* _Task goal_: Identify the lines that contain the string "coordinate" and copy all of them.
*** Task material
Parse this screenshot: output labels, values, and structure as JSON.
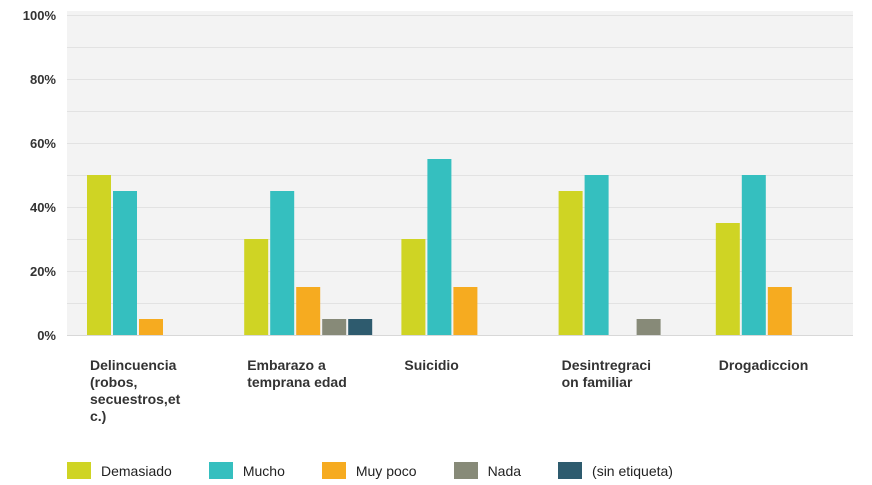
{
  "chart_data": {
    "type": "bar",
    "categories": [
      "Delincuencia\n(robos,\nsecuestros,et\nc.)",
      "Embarazo a\ntemprana edad",
      "Suicidio",
      "Desintregraci\non familiar",
      "Drogadiccion"
    ],
    "series": [
      {
        "name": "Demasiado",
        "color": "#cfd424",
        "values": [
          50,
          30,
          30,
          45,
          35
        ]
      },
      {
        "name": "Mucho",
        "color": "#35bfbf",
        "values": [
          45,
          45,
          55,
          50,
          50
        ]
      },
      {
        "name": "Muy poco",
        "color": "#f6ab20",
        "values": [
          5,
          15,
          15,
          0,
          15
        ]
      },
      {
        "name": "Nada",
        "color": "#878a78",
        "values": [
          0,
          5,
          0,
          5,
          0
        ]
      },
      {
        "name": "(sin etiqueta)",
        "color": "#2e5b6e",
        "values": [
          0,
          5,
          0,
          0,
          0
        ]
      }
    ],
    "ylim": [
      0,
      100
    ],
    "yticks": [
      "0%",
      "20%",
      "40%",
      "60%",
      "80%",
      "100%"
    ],
    "grid": true,
    "legend_position": "bottom-left"
  }
}
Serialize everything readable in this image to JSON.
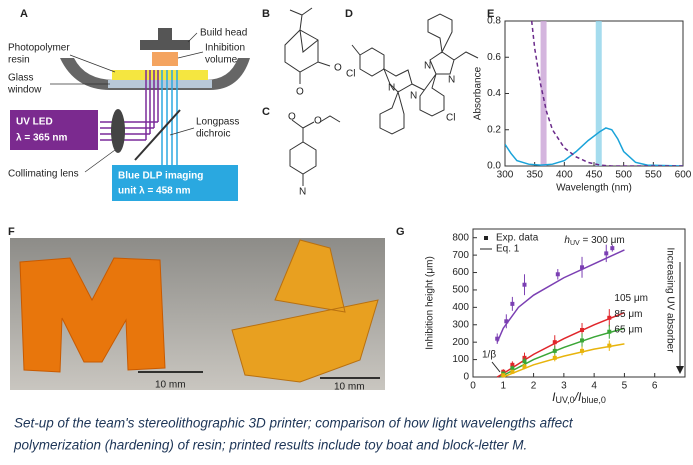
{
  "panel_a": {
    "label": "A",
    "build_head": "Build head",
    "resin": [
      "Photopolymer",
      "resin"
    ],
    "inhibition": [
      "Inhibition",
      "volume"
    ],
    "glass": [
      "Glass",
      "window"
    ],
    "uv_led": [
      "UV LED",
      "λ = 365 nm"
    ],
    "dichroic": [
      "Longpass",
      "dichroic"
    ],
    "lens": "Collimating lens",
    "dlp": [
      "Blue DLP imaging",
      "unit λ = 458 nm"
    ]
  },
  "panel_b": {
    "label": "B",
    "atoms": [
      "O",
      "O"
    ]
  },
  "panel_c": {
    "label": "C",
    "atoms": [
      "O",
      "O",
      "N"
    ]
  },
  "panel_d": {
    "label": "D",
    "atoms": [
      "Cl",
      "N",
      "N",
      "N",
      "N",
      "Cl"
    ]
  },
  "panel_f": {
    "label": "F",
    "scale_bars": [
      "10 mm",
      "10 mm"
    ]
  },
  "chart_data": [
    {
      "type": "line",
      "panel": "E",
      "y_label": "Absorbance",
      "x_label": "Wavelength (nm)",
      "xlim": [
        300,
        600
      ],
      "ylim": [
        0,
        0.8
      ],
      "xticks": [
        300,
        350,
        400,
        450,
        500,
        550,
        600
      ],
      "yticks": [
        {
          "value": 0,
          "label": "0.0"
        },
        0.2,
        0.4,
        0.6,
        0.8
      ],
      "bands": [
        {
          "x": 365,
          "color": "#c9a3d6"
        },
        {
          "x": 458,
          "color": "#8fd3ea"
        }
      ],
      "series": [
        {
          "color": "#1aa3d9",
          "dash": false,
          "x": [
            300,
            310,
            320,
            340,
            360,
            380,
            400,
            420,
            440,
            460,
            470,
            480,
            490,
            500,
            520,
            540,
            600
          ],
          "values": [
            0.12,
            0.07,
            0.03,
            0.01,
            0.005,
            0.01,
            0.03,
            0.08,
            0.14,
            0.19,
            0.21,
            0.2,
            0.15,
            0.08,
            0.02,
            0.005,
            0
          ]
        },
        {
          "color": "#6a2a8a",
          "dash": true,
          "x": [
            345,
            350,
            360,
            370,
            380,
            400,
            420,
            440,
            460,
            480,
            600
          ],
          "values": [
            0.8,
            0.65,
            0.45,
            0.3,
            0.2,
            0.1,
            0.05,
            0.02,
            0.005,
            0,
            0
          ]
        }
      ]
    },
    {
      "type": "scatter",
      "panel": "G",
      "y_label": "Inhibition height (μm)",
      "x_label_parts": [
        "I",
        "UV,0",
        "/I",
        "blue,0"
      ],
      "xlim": [
        0,
        7
      ],
      "ylim": [
        0,
        850
      ],
      "xticks": [
        0,
        1,
        2,
        3,
        4,
        5,
        6
      ],
      "yticks": [
        0,
        100,
        200,
        300,
        400,
        500,
        600,
        700,
        800
      ],
      "legend": [
        "Exp. data",
        "Eq. 1"
      ],
      "beta_label": "1/β",
      "arrow_label": "Increasing UV absorber",
      "series": [
        {
          "color": "#7b3fb3",
          "label_parts": [
            "h",
            "UV",
            " = 300 μm"
          ],
          "x": [
            0.8,
            1.1,
            1.3,
            1.7,
            2.8,
            3.6,
            4.4,
            4.6
          ],
          "values": [
            220,
            320,
            420,
            530,
            590,
            630,
            710,
            740
          ],
          "errors": [
            30,
            40,
            40,
            60,
            30,
            60,
            50,
            20
          ],
          "fit_x": [
            0.8,
            1,
            1.5,
            2,
            3,
            4,
            5
          ],
          "fit_values": [
            200,
            280,
            400,
            470,
            570,
            650,
            730
          ]
        },
        {
          "color": "#e0262b",
          "label": "105 μm",
          "x": [
            1,
            1.3,
            1.7,
            2.7,
            3.6,
            4.5
          ],
          "values": [
            30,
            70,
            110,
            200,
            270,
            340
          ],
          "errors": [
            15,
            20,
            30,
            40,
            40,
            50
          ],
          "fit_x": [
            0.8,
            1,
            2,
            3,
            4,
            5
          ],
          "fit_values": [
            0,
            20,
            130,
            220,
            300,
            370
          ]
        },
        {
          "color": "#3aa636",
          "label": "85 μm",
          "x": [
            1,
            1.3,
            1.7,
            2.7,
            3.6,
            4.5
          ],
          "values": [
            20,
            50,
            90,
            150,
            210,
            260
          ],
          "errors": [
            10,
            15,
            20,
            30,
            40,
            40
          ],
          "fit_x": [
            0.9,
            2,
            3,
            4,
            5
          ],
          "fit_values": [
            0,
            100,
            170,
            230,
            280
          ]
        },
        {
          "color": "#e8b40c",
          "label": "65 μm",
          "x": [
            1,
            1.3,
            1.7,
            2.7,
            3.6,
            4.5
          ],
          "values": [
            10,
            30,
            60,
            110,
            150,
            180
          ],
          "errors": [
            10,
            10,
            15,
            20,
            25,
            30
          ],
          "fit_x": [
            1,
            2,
            3,
            4,
            5
          ],
          "fit_values": [
            0,
            70,
            120,
            160,
            190
          ]
        }
      ]
    }
  ],
  "caption": [
    "Set-up of the team's stereolithographic 3D printer; comparison of how light wavelengths affect",
    "polymerization (hardening) of resin; printed results include toy boat and block-letter M."
  ]
}
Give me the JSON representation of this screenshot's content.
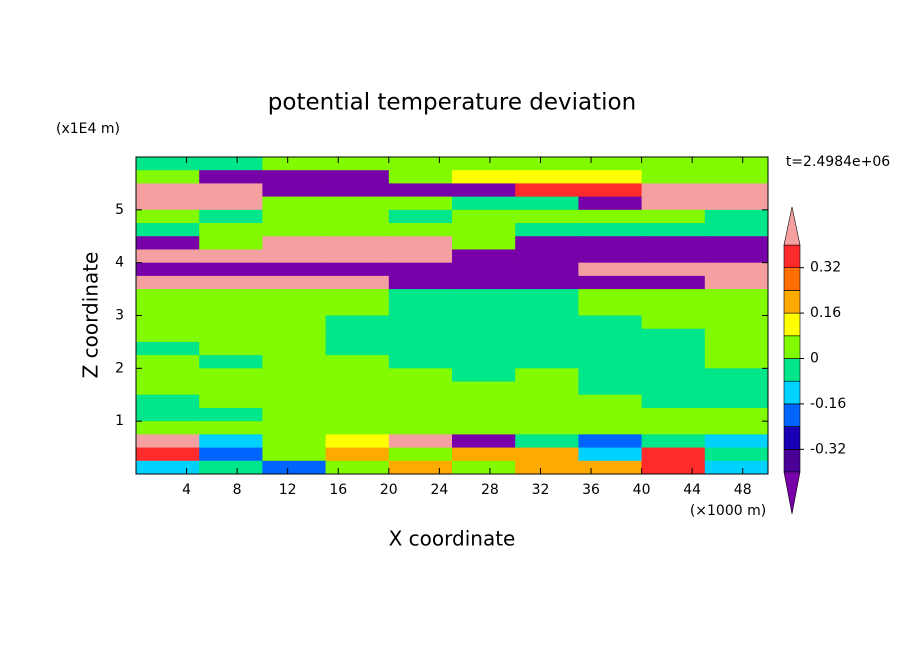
{
  "chart_data": {
    "type": "contour",
    "title": "potential temperature deviation",
    "x_label": "X coordinate",
    "y_label": "Z coordinate",
    "x_unit": "(×1000 m)",
    "y_unit": "(x1E4 m)",
    "time_label": "t=2.4984e+06",
    "xlim": [
      0,
      50
    ],
    "ylim": [
      0,
      6
    ],
    "xticks": [
      4,
      8,
      12,
      16,
      20,
      24,
      28,
      32,
      36,
      40,
      44,
      48
    ],
    "yticks": [
      1,
      2,
      3,
      4,
      5
    ],
    "x": [
      2.5,
      7.5,
      12.5,
      17.5,
      22.5,
      27.5,
      32.5,
      37.5,
      42.5,
      47.5
    ],
    "y": [
      5.875,
      5.625,
      5.375,
      5.125,
      4.875,
      4.625,
      4.375,
      4.125,
      3.875,
      3.625,
      3.375,
      3.125,
      2.875,
      2.625,
      2.375,
      2.125,
      1.875,
      1.625,
      1.375,
      1.125,
      0.875,
      0.625,
      0.375,
      0.125
    ],
    "z": [
      [
        -0.04,
        -0.04,
        0.04,
        0.04,
        0.04,
        0.04,
        0.04,
        0.04,
        0.04,
        0.04
      ],
      [
        0.04,
        -0.5,
        -0.5,
        -0.5,
        0.04,
        0.12,
        0.12,
        0.12,
        0.04,
        0.04
      ],
      [
        0.5,
        0.5,
        -0.5,
        -0.5,
        -0.5,
        -0.5,
        0.36,
        0.36,
        0.5,
        0.5
      ],
      [
        0.5,
        0.5,
        0.04,
        0.04,
        0.04,
        -0.04,
        -0.04,
        -0.5,
        0.5,
        0.5
      ],
      [
        0.04,
        -0.04,
        0.04,
        0.04,
        -0.04,
        0.04,
        0.04,
        0.04,
        0.04,
        -0.04
      ],
      [
        -0.04,
        0.04,
        0.04,
        0.04,
        0.04,
        0.04,
        -0.04,
        -0.04,
        -0.04,
        -0.04
      ],
      [
        -0.5,
        0.04,
        0.5,
        0.5,
        0.5,
        0.04,
        -0.5,
        -0.5,
        -0.5,
        -0.5
      ],
      [
        0.5,
        0.5,
        0.5,
        0.5,
        0.5,
        -0.5,
        -0.5,
        -0.5,
        -0.5,
        -0.5
      ],
      [
        -0.5,
        -0.5,
        -0.5,
        -0.5,
        -0.5,
        -0.5,
        -0.5,
        0.5,
        0.5,
        0.5
      ],
      [
        0.5,
        0.5,
        0.5,
        0.5,
        -0.5,
        -0.5,
        -0.5,
        -0.5,
        -0.5,
        0.5
      ],
      [
        0.04,
        0.04,
        0.04,
        0.04,
        -0.04,
        -0.04,
        -0.04,
        0.04,
        0.04,
        0.04
      ],
      [
        0.04,
        0.04,
        0.04,
        0.04,
        -0.04,
        -0.04,
        -0.04,
        0.04,
        0.04,
        0.04
      ],
      [
        0.04,
        0.04,
        0.04,
        -0.04,
        -0.04,
        -0.04,
        -0.04,
        -0.04,
        0.04,
        0.04
      ],
      [
        0.04,
        0.04,
        0.04,
        -0.04,
        -0.04,
        -0.04,
        -0.04,
        -0.04,
        -0.04,
        0.04
      ],
      [
        -0.04,
        0.04,
        0.04,
        -0.04,
        -0.04,
        -0.04,
        -0.04,
        -0.04,
        -0.04,
        0.04
      ],
      [
        0.04,
        -0.04,
        0.04,
        0.04,
        -0.04,
        -0.04,
        -0.04,
        -0.04,
        -0.04,
        0.04
      ],
      [
        0.04,
        0.04,
        0.04,
        0.04,
        0.04,
        -0.04,
        0.04,
        -0.04,
        -0.04,
        -0.04
      ],
      [
        0.04,
        0.04,
        0.04,
        0.04,
        0.04,
        0.04,
        0.04,
        -0.04,
        -0.04,
        -0.04
      ],
      [
        -0.04,
        0.04,
        0.04,
        0.04,
        0.04,
        0.04,
        0.04,
        0.04,
        -0.04,
        -0.04
      ],
      [
        -0.04,
        -0.04,
        0.04,
        0.04,
        0.04,
        0.04,
        0.04,
        0.04,
        0.04,
        0.04
      ],
      [
        0.04,
        0.04,
        0.04,
        0.04,
        0.04,
        0.04,
        0.04,
        0.04,
        0.04,
        0.04
      ],
      [
        0.5,
        -0.12,
        0.04,
        0.12,
        0.5,
        -0.5,
        -0.04,
        -0.2,
        -0.04,
        -0.12
      ],
      [
        0.36,
        -0.2,
        0.04,
        0.2,
        0.04,
        0.2,
        0.2,
        -0.12,
        0.36,
        -0.04
      ],
      [
        -0.12,
        -0.04,
        -0.2,
        0.04,
        0.2,
        0.04,
        0.2,
        0.2,
        0.36,
        -0.12
      ]
    ],
    "levels": [
      -0.4,
      -0.32,
      -0.24,
      -0.16,
      -0.08,
      0,
      0.08,
      0.16,
      0.24,
      0.32,
      0.4
    ],
    "colors": [
      "#7800a8",
      "#4a0096",
      "#1a00b4",
      "#0064ff",
      "#00d2ff",
      "#00e68a",
      "#82fa00",
      "#ffff00",
      "#ffaa00",
      "#ff6e00",
      "#ff2a2a",
      "#f4a0a0"
    ],
    "colorbar_ticks": [
      0.32,
      0.16,
      0,
      -0.16,
      -0.32
    ]
  }
}
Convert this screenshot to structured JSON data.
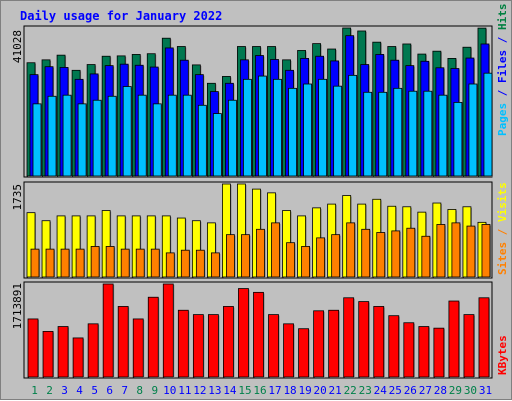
{
  "chart_data": [
    {
      "type": "bar",
      "title": "Daily usage for January 2022",
      "categories": [
        "1",
        "2",
        "3",
        "4",
        "5",
        "6",
        "7",
        "8",
        "9",
        "10",
        "11",
        "12",
        "13",
        "14",
        "15",
        "16",
        "17",
        "18",
        "19",
        "20",
        "21",
        "22",
        "23",
        "24",
        "25",
        "26",
        "27",
        "28",
        "29",
        "30",
        "31"
      ],
      "ylabel_parts": [
        {
          "text": "Pages",
          "color": "#00c0ff"
        },
        {
          "text": " / ",
          "color": "#0000ff"
        },
        {
          "text": "Files",
          "color": "#0000ff"
        },
        {
          "text": " / ",
          "color": "#0000ff"
        },
        {
          "text": "Hits",
          "color": "#008040"
        }
      ],
      "ymax_label": "41028",
      "ylim": [
        0,
        41028
      ],
      "series": [
        {
          "name": "Hits",
          "color": "#007850",
          "values": [
            31400,
            32200,
            33500,
            29300,
            30900,
            33200,
            33300,
            33700,
            33900,
            38200,
            35900,
            30800,
            25700,
            27600,
            35900,
            35900,
            35900,
            32200,
            34800,
            36700,
            35200,
            41028,
            40200,
            37100,
            35900,
            36600,
            33800,
            34600,
            32600,
            35700,
            41000
          ]
        },
        {
          "name": "Files",
          "color": "#0000ff",
          "values": [
            28100,
            30300,
            30100,
            26800,
            28300,
            30600,
            31000,
            30700,
            30200,
            35500,
            32100,
            28100,
            23400,
            25700,
            32200,
            33400,
            32300,
            29300,
            32600,
            33200,
            31900,
            38900,
            30900,
            33700,
            32100,
            30600,
            31800,
            30000,
            29800,
            32700,
            36600
          ]
        },
        {
          "name": "Pages",
          "color": "#00c0ff",
          "values": [
            20000,
            22100,
            22400,
            20000,
            21000,
            22100,
            24800,
            22400,
            20000,
            22400,
            22400,
            19600,
            17300,
            21000,
            26800,
            27700,
            26800,
            24300,
            25500,
            26800,
            24900,
            27900,
            23200,
            23200,
            24300,
            23500,
            23500,
            22400,
            20400,
            25500,
            28500
          ]
        },
        {
          "name": "Visits",
          "color": "#ffff00",
          "values": [
            1200,
            1050,
            1140,
            1140,
            1140,
            1240,
            1140,
            1140,
            1140,
            1140,
            1100,
            1050,
            1010,
            1735,
            1735,
            1640,
            1570,
            1240,
            1140,
            1290,
            1360,
            1520,
            1360,
            1450,
            1320,
            1310,
            1210,
            1380,
            1260,
            1310,
            1020
          ]
        },
        {
          "name": "Sites",
          "color": "#ff8000",
          "values": [
            520,
            520,
            520,
            520,
            570,
            570,
            520,
            520,
            520,
            450,
            500,
            500,
            450,
            790,
            790,
            890,
            1010,
            640,
            570,
            730,
            790,
            1010,
            890,
            830,
            860,
            910,
            760,
            980,
            1010,
            950,
            980
          ]
        },
        {
          "name": "KBytes",
          "color": "#ff0000",
          "values": [
            1070000,
            840000,
            930000,
            720000,
            980000,
            1713891,
            1300000,
            1070000,
            1470000,
            1713891,
            1230000,
            1150000,
            1150000,
            1300000,
            1630000,
            1560000,
            1150000,
            980000,
            890000,
            1220000,
            1230000,
            1460000,
            1390000,
            1300000,
            1130000,
            1000000,
            930000,
            900000,
            1400000,
            1150000,
            1460000
          ]
        }
      ]
    }
  ],
  "panels": {
    "top": {
      "max_label": "41028",
      "series_names": [
        "Hits",
        "Files",
        "Pages"
      ]
    },
    "middle": {
      "max_label": "1735",
      "max": 1735,
      "series_names": [
        "Visits",
        "Sites"
      ]
    },
    "bottom": {
      "max_label": "1713891",
      "max": 1713891,
      "series_names": [
        "KBytes"
      ]
    }
  },
  "right_labels": {
    "middle": [
      {
        "text": "Sites",
        "color": "#ff8000"
      },
      {
        "text": " / ",
        "color": "#ff8000"
      },
      {
        "text": "Visits",
        "color": "#ffff00"
      }
    ],
    "bottom": [
      {
        "text": "KBytes",
        "color": "#ff0000"
      }
    ]
  },
  "colors": {
    "background": "#c0c0c0",
    "plot_border": "#000000",
    "title": "#0000ff",
    "weekday_label": "#0000ff",
    "weekend_label": "#00804a",
    "grid": "#808080"
  },
  "weekend_days": [
    "1",
    "2",
    "8",
    "9",
    "15",
    "16",
    "22",
    "23",
    "29",
    "30"
  ]
}
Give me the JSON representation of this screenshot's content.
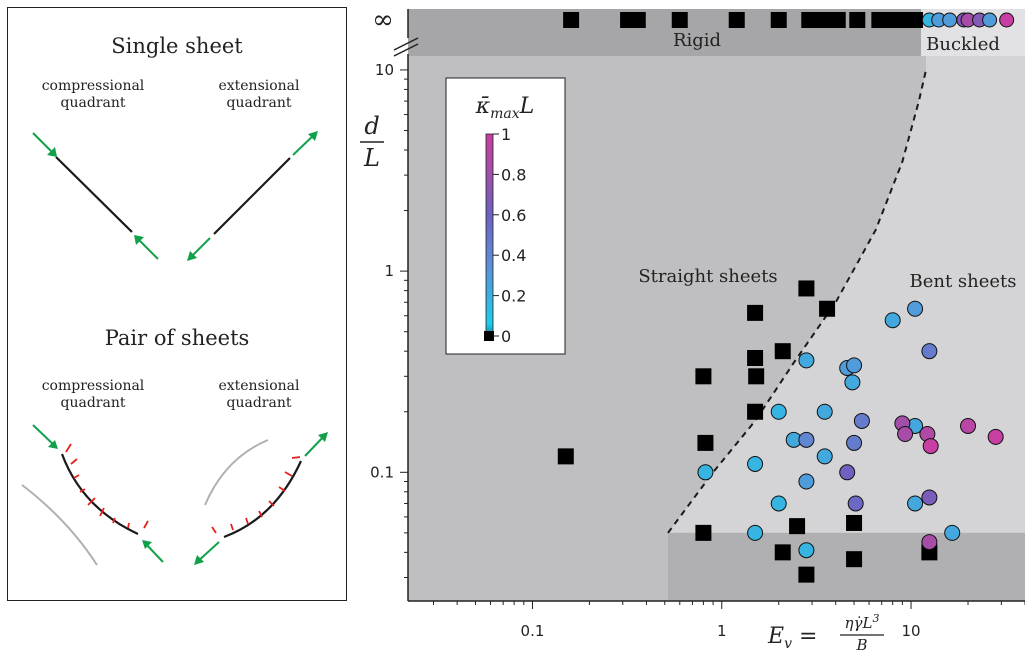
******
* _Task result_:
    "x_label": "X coordinate",
    "y_label": "Z coordinate",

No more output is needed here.